**What is being asked**
List all lines of the data containing the word "JSON".

(Entries from a dataset)
-- begin --

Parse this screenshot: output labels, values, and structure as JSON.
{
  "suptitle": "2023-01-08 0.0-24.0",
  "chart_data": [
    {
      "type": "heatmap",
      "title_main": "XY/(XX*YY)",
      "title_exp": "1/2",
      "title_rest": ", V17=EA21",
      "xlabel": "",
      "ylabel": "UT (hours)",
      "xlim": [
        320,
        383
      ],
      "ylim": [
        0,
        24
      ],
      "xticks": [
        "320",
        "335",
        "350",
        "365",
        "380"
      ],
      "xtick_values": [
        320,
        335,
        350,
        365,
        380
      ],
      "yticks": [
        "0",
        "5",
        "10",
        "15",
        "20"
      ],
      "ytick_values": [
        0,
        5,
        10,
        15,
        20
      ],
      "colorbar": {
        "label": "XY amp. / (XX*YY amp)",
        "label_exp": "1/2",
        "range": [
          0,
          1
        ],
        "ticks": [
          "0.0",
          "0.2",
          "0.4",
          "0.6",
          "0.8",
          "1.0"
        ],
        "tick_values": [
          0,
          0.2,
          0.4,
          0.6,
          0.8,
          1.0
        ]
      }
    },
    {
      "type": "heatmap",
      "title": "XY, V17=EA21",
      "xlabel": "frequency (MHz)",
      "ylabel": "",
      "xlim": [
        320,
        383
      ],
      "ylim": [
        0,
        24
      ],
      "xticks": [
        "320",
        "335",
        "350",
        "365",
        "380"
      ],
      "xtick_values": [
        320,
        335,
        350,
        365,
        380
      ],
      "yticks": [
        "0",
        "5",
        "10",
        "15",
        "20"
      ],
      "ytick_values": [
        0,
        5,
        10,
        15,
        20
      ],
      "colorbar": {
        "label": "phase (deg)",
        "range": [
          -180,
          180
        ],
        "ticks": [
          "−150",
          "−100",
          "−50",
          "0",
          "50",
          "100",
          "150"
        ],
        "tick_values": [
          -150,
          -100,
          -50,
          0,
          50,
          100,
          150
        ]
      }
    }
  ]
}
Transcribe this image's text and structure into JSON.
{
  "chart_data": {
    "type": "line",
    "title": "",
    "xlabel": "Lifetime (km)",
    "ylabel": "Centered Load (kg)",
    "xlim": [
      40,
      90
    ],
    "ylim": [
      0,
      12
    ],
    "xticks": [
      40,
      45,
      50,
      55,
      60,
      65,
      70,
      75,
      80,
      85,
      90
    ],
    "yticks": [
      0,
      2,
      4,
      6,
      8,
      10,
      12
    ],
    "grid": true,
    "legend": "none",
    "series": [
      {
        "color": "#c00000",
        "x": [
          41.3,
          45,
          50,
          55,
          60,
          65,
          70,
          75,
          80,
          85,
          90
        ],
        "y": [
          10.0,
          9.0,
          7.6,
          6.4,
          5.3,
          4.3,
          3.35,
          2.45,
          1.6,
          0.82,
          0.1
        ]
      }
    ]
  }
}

-- end --

**Finished exercise**
Parse this screenshot: output labels, values, and structure as JSON.
Transcribe this image's text and structure into JSON.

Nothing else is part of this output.